(TO DO):
Output all of the records exactly as written.

(INPUT):
⟨
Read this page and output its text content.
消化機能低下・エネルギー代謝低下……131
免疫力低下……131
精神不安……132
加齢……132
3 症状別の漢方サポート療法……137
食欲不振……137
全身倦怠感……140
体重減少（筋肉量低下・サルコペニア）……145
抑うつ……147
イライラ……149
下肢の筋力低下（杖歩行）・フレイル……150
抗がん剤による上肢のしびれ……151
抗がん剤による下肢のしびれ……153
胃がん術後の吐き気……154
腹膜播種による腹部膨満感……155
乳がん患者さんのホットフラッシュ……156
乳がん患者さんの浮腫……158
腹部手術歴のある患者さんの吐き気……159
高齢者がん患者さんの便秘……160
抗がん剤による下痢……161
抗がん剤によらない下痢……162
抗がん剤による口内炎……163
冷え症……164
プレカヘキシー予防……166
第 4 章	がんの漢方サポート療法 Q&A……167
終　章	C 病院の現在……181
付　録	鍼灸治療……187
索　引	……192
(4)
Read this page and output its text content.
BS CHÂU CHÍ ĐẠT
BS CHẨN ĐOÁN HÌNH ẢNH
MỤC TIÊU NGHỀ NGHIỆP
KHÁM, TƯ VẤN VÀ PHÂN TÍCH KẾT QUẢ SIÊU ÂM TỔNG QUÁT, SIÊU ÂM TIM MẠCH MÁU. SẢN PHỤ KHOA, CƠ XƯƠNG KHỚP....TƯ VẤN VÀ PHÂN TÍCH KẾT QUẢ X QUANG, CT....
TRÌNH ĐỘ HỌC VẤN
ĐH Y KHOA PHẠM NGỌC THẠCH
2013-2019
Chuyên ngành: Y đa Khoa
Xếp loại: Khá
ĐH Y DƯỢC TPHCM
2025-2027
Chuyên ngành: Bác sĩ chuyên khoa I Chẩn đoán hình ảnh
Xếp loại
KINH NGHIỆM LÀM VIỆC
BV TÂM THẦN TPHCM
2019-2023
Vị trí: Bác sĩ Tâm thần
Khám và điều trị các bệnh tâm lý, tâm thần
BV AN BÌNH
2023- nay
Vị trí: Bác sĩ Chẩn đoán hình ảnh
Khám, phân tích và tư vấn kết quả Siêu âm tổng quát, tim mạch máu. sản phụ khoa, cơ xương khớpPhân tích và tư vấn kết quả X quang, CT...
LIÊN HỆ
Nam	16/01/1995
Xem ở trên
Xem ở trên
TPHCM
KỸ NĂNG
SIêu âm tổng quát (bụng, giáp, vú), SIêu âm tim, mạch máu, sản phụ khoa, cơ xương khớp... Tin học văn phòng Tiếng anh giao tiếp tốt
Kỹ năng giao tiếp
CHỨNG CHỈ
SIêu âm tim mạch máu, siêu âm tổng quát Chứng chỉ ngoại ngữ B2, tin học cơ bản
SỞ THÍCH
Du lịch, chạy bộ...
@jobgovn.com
⟩
(COMPLETE ANSWER):
Read this page and output its text content.
消化機能低下・エネルギー代謝低下……131
免疫力低下……131
精神不安……132
加齢……132
3 症状別の漢方サポート療法……137
食欲不振……137
全身倦怠感……140
体重減少（筋肉量低下・サルコペニア）……145
抑うつ……147
イライラ……149
下肢の筋力低下（杖歩行）・フレイル……150
抗がん剤による上肢のしびれ……151
抗がん剤による下肢のしびれ……153
胃がん術後の吐き気……154
腹膜播種による腹部膨満感……155
乳がん患者さんのホットフラッシュ……156
乳がん患者さんの浮腫……158
腹部手術歴のある患者さんの吐き気……159
高齢者がん患者さんの便秘……160
抗がん剤による下痢……161
抗がん剤によらない下痢……162
抗がん剤による口内炎……163
冷え症……164
プレカヘキシー予防……166
第 4 章	がんの漢方サポート療法 Q&A……167
終　章	C 病院の現在……181
付　録	鍼灸治療……187
索　引	……192
(4)
Read this page and output its text content.
BS CHÂU CHÍ ĐẠT
BS CHẨN ĐOÁN HÌNH ẢNH
MỤC TIÊU NGHỀ NGHIỆP
KHÁM, TƯ VẤN VÀ PHÂN TÍCH KẾT QUẢ SIÊU ÂM TỔNG QUÁT, SIÊU ÂM TIM MẠCH MÁU. SẢN PHỤ KHOA, CƠ XƯƠNG KHỚP....TƯ VẤN VÀ PHÂN TÍCH KẾT QUẢ X QUANG, CT....
TRÌNH ĐỘ HỌC VẤN
ĐH Y KHOA PHẠM NGỌC THẠCH
2013-2019
Chuyên ngành: Y đa Khoa
Xếp loại: Khá
ĐH Y DƯỢC TPHCM
2025-2027
Chuyên ngành: Bác sĩ chuyên khoa I Chẩn đoán hình ảnh
Xếp loại
KINH NGHIỆM LÀM VIỆC
BV TÂM THẦN TPHCM
2019-2023
Vị trí: Bác sĩ Tâm thần
Khám và điều trị các bệnh tâm lý, tâm thần
BV AN BÌNH
2023- nay
Vị trí: Bác sĩ Chẩn đoán hình ảnh
Khám, phân tích và tư vấn kết quả Siêu âm tổng quát, tim mạch máu. sản phụ khoa, cơ xương khớpPhân tích và tư vấn kết quả X quang, CT...
LIÊN HỆ
Nam	16/01/1995
Xem ở trên
Xem ở trên
TPHCM
KỸ NĂNG
SIêu âm tổng quát (bụng, giáp, vú), SIêu âm tim, mạch máu, sản phụ khoa, cơ xương khớp... Tin học văn phòng Tiếng anh giao tiếp tốt
Kỹ năng giao tiếp
CHỨNG CHỈ
SIêu âm tim mạch máu, siêu âm tổng quát Chứng chỉ ngoại ngữ B2, tin học cơ bản
SỞ THÍCH
Du lịch, chạy bộ...
@jobgovn.com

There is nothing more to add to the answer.